Aim: Check every line of the material below for "marker". Give the number of lines that have it, and only that.

** Start of Dataset records **

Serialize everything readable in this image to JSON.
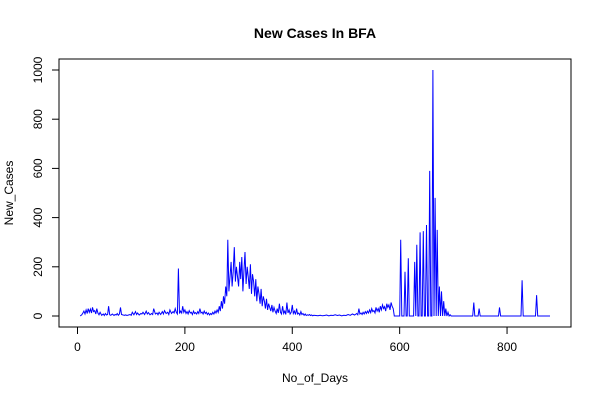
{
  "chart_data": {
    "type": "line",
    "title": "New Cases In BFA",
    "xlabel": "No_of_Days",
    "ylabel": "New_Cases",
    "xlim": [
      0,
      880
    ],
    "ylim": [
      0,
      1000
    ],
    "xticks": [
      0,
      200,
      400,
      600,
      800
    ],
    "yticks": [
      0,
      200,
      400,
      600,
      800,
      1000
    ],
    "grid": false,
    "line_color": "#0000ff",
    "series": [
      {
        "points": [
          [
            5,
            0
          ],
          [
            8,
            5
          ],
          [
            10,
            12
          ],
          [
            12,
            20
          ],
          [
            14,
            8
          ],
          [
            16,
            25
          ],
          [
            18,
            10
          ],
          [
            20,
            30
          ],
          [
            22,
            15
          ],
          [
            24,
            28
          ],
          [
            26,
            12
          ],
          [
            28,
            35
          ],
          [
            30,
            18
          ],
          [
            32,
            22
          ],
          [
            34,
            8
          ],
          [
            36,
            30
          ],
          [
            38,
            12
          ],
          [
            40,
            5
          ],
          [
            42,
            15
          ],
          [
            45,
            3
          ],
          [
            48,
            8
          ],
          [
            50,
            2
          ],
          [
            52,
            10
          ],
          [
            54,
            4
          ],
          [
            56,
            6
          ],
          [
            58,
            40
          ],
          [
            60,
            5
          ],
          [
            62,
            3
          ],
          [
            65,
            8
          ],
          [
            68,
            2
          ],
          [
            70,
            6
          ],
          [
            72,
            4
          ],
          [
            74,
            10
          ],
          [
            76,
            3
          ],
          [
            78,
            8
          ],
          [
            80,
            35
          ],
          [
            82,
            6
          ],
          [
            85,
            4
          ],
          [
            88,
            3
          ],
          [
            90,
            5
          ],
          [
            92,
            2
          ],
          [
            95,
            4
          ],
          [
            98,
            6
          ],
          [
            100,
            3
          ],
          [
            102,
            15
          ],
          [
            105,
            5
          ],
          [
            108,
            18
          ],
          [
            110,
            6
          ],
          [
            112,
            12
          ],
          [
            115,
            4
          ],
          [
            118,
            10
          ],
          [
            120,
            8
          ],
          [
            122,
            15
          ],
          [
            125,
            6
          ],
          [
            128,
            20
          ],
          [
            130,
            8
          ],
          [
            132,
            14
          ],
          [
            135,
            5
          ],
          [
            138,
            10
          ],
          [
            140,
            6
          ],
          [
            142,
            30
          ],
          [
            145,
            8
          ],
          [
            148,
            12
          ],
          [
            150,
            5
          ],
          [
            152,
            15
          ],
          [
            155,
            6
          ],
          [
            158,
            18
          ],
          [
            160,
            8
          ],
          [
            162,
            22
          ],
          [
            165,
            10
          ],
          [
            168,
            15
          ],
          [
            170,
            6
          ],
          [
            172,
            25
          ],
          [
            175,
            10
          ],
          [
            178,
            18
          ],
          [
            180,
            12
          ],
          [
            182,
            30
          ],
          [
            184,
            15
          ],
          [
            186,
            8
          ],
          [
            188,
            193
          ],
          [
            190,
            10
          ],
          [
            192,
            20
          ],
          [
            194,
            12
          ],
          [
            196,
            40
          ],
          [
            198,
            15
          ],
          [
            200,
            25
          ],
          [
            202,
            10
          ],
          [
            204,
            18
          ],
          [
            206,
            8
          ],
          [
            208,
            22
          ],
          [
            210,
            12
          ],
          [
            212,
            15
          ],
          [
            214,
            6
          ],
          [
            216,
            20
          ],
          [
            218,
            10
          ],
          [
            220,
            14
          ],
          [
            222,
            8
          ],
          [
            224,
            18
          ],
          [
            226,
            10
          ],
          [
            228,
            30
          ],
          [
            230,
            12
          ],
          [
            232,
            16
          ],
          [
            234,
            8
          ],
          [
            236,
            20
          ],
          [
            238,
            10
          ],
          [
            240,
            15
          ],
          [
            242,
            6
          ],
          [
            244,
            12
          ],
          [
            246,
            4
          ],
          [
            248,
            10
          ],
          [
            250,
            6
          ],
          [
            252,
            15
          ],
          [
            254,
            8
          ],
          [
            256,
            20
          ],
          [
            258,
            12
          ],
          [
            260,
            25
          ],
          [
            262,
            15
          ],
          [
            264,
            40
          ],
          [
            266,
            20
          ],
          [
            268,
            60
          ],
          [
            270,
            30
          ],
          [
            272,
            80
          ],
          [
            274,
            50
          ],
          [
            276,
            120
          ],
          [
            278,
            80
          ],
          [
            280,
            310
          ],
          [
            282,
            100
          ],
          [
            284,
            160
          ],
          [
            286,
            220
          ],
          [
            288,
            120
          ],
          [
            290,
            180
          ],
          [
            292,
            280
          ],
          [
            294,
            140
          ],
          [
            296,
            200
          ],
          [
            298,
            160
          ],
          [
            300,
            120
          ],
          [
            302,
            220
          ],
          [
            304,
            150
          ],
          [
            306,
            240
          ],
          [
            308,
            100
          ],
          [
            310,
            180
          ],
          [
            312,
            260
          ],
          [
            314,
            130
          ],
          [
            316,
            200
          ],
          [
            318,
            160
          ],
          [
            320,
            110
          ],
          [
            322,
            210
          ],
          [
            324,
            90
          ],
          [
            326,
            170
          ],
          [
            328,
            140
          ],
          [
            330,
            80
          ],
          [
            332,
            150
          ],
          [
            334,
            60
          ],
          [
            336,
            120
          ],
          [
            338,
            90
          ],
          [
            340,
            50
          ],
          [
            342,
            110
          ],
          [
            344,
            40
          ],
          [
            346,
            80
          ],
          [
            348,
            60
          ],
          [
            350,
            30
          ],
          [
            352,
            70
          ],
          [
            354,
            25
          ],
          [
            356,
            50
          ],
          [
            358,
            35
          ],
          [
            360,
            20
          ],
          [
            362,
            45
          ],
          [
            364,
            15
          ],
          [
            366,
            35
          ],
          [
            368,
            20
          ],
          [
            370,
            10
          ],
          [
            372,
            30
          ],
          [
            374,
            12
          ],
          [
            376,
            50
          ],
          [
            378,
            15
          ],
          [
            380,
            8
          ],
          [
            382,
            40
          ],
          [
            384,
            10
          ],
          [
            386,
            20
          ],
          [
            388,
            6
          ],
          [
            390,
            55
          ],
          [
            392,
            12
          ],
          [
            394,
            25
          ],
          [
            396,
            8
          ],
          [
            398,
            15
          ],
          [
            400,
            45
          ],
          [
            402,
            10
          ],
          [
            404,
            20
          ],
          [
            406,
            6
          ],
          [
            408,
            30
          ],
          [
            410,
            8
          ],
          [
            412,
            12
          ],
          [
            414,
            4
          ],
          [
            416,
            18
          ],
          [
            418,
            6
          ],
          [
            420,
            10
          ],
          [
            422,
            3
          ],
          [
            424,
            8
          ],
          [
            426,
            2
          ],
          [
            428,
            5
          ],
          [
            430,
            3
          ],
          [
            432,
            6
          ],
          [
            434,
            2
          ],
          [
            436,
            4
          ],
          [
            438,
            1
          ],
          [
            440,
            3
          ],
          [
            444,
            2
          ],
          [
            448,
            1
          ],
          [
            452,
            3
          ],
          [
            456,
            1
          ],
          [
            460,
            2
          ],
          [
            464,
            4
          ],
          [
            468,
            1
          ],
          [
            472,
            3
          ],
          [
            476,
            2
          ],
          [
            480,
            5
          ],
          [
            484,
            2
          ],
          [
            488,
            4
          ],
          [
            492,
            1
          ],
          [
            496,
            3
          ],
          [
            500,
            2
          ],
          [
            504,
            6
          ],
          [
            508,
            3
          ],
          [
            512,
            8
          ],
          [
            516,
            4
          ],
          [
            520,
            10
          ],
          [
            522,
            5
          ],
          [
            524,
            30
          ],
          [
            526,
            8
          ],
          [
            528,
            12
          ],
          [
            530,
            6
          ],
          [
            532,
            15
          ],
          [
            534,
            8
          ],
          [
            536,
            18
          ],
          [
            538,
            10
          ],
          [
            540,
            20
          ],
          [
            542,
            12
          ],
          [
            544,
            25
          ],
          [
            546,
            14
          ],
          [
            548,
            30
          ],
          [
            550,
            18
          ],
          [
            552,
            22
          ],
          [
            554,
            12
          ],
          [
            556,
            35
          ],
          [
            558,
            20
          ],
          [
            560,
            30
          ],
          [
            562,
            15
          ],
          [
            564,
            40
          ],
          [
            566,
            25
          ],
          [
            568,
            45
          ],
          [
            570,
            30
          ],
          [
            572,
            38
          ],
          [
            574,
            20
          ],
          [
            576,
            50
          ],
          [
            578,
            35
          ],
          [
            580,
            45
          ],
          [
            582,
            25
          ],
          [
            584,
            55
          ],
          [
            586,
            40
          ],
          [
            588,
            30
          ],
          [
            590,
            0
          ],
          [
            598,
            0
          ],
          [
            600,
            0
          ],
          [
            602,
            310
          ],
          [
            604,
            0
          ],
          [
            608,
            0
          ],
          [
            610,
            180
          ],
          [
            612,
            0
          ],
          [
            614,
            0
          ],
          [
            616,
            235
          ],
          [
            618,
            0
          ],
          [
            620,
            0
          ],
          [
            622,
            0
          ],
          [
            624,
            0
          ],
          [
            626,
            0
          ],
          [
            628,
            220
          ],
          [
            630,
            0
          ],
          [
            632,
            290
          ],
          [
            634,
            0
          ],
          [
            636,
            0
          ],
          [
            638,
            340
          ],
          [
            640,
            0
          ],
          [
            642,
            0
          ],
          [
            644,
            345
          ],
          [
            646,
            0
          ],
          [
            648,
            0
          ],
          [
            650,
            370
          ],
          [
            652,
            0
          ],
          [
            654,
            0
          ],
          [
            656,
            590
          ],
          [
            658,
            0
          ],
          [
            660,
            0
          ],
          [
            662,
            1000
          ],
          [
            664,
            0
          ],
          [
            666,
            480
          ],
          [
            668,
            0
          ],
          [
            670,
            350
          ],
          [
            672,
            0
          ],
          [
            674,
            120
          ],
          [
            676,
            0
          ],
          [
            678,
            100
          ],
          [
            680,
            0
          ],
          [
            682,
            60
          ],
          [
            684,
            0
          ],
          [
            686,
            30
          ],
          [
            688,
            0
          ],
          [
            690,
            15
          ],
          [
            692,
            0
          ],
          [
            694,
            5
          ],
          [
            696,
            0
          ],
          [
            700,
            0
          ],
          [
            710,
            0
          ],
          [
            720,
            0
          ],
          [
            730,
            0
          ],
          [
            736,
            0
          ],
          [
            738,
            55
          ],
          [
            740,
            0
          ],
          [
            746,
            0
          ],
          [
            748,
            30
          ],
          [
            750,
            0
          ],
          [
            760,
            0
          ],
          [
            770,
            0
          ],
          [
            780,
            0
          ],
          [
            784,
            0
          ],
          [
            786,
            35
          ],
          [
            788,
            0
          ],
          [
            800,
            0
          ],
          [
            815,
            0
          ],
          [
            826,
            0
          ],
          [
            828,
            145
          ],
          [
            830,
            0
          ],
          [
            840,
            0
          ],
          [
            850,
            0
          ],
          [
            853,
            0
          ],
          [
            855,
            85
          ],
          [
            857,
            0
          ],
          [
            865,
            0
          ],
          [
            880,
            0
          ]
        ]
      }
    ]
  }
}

** End of Dataset records **
** Start of Dataset records **

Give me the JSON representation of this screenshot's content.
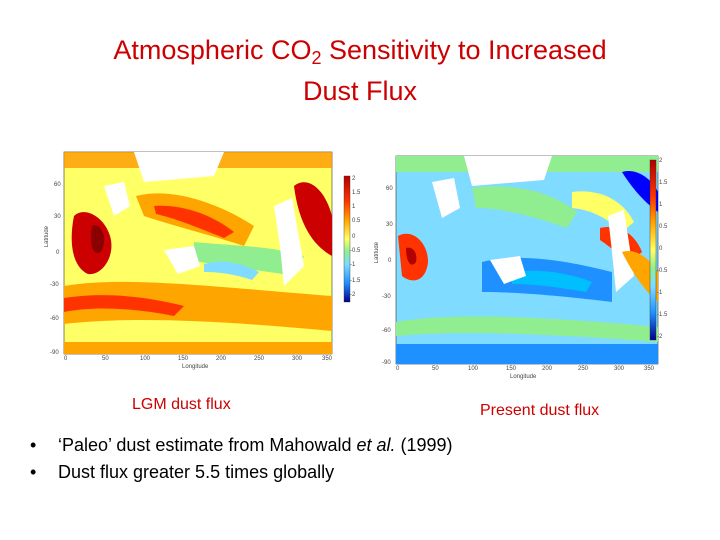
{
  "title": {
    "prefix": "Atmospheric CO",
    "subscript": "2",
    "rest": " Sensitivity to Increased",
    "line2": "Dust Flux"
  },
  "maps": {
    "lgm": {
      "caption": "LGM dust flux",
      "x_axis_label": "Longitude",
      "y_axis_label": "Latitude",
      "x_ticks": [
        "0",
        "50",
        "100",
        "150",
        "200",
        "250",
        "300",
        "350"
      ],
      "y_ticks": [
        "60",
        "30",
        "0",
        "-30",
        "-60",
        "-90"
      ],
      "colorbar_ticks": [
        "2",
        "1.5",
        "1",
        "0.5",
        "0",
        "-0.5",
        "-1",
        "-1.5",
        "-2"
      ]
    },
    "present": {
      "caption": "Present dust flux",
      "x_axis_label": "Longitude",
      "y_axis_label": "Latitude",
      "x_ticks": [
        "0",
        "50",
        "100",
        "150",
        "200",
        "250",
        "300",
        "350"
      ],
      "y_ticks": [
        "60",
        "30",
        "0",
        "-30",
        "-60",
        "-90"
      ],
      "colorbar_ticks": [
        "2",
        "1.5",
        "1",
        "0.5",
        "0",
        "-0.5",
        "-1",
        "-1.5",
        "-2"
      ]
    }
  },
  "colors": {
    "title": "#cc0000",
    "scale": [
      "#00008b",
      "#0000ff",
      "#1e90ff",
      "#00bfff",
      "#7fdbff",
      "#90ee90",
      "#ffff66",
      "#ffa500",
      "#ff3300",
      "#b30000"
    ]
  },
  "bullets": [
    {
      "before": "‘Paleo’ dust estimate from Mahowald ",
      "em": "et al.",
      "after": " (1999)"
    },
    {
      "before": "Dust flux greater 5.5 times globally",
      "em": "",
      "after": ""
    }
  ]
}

** End of Dataset records **
** Start of Dataset records **

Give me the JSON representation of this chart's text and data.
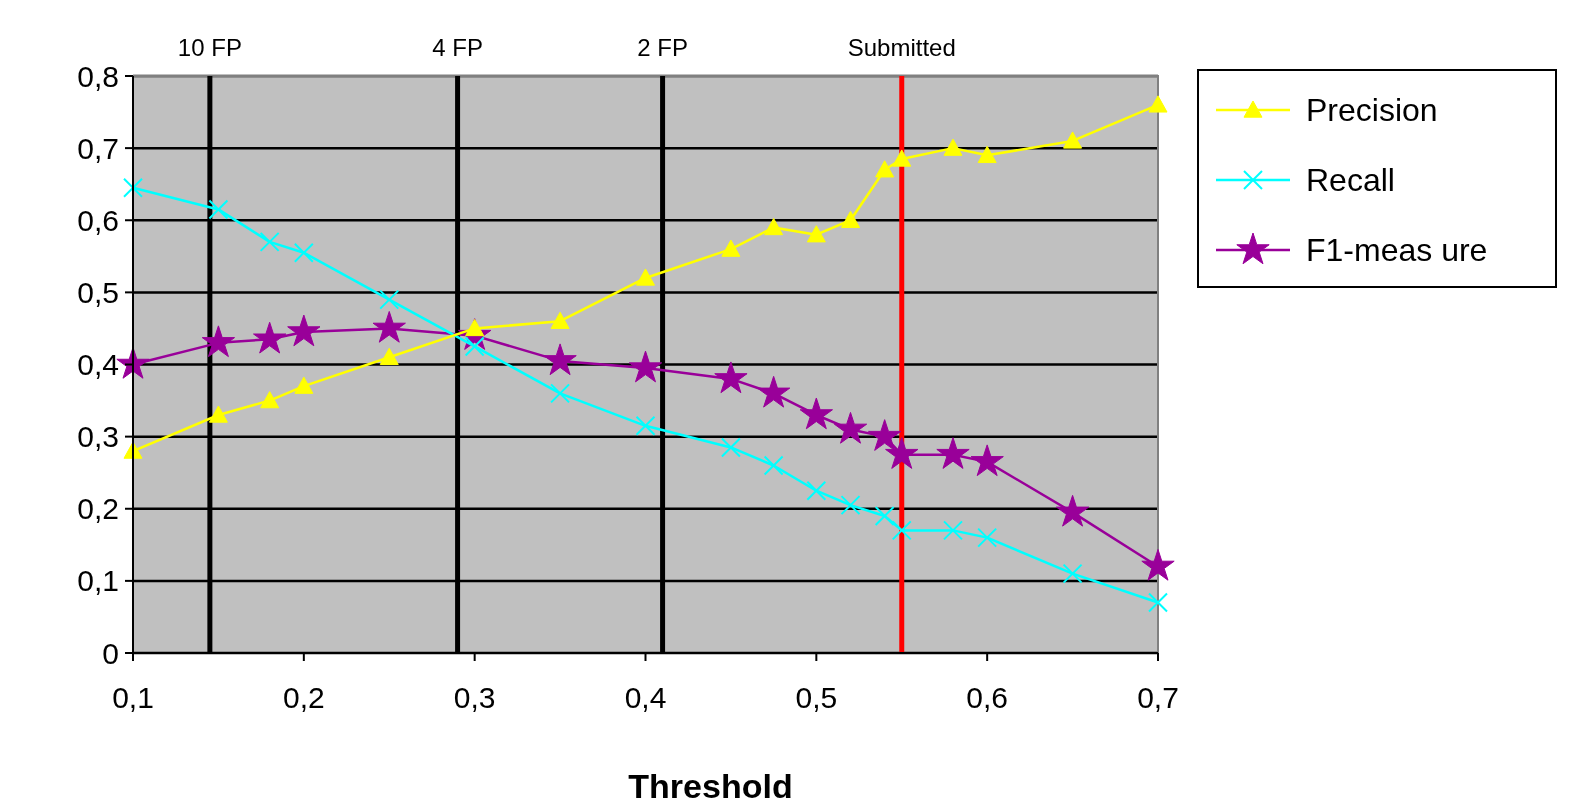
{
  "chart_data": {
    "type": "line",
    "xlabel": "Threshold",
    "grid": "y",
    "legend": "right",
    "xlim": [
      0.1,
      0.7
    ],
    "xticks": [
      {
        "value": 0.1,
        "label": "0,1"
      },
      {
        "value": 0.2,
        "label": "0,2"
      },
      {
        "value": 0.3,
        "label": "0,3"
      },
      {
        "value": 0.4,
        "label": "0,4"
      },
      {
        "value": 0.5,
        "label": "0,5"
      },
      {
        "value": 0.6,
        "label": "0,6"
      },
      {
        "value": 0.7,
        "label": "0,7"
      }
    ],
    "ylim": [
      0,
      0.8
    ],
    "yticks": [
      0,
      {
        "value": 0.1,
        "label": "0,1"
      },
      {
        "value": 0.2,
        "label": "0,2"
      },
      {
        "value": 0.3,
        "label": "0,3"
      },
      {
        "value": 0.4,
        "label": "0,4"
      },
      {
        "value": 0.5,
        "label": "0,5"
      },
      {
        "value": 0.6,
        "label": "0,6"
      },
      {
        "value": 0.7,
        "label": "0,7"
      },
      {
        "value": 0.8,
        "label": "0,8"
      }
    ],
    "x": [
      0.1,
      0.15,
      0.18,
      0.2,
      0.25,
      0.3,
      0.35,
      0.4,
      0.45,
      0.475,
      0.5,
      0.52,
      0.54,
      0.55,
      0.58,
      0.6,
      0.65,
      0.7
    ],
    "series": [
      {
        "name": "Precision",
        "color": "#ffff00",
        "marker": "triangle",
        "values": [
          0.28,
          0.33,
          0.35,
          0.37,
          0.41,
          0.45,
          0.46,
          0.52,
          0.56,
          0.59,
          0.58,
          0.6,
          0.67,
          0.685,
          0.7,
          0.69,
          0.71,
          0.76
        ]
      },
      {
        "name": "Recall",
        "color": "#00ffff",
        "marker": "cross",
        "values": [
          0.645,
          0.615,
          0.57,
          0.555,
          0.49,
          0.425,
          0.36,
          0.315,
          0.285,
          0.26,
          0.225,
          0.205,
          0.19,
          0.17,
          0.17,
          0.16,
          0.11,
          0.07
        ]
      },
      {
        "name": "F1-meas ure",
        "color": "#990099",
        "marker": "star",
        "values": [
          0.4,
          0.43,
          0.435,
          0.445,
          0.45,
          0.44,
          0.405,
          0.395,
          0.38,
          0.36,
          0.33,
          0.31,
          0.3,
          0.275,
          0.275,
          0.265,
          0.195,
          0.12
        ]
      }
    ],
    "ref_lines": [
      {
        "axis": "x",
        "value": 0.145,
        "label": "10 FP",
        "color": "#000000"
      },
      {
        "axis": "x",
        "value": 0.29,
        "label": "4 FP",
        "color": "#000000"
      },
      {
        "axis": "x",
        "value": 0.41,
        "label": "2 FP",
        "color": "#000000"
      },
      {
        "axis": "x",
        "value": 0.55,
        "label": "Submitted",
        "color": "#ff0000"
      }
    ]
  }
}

** End of Dataset records **

Result: 3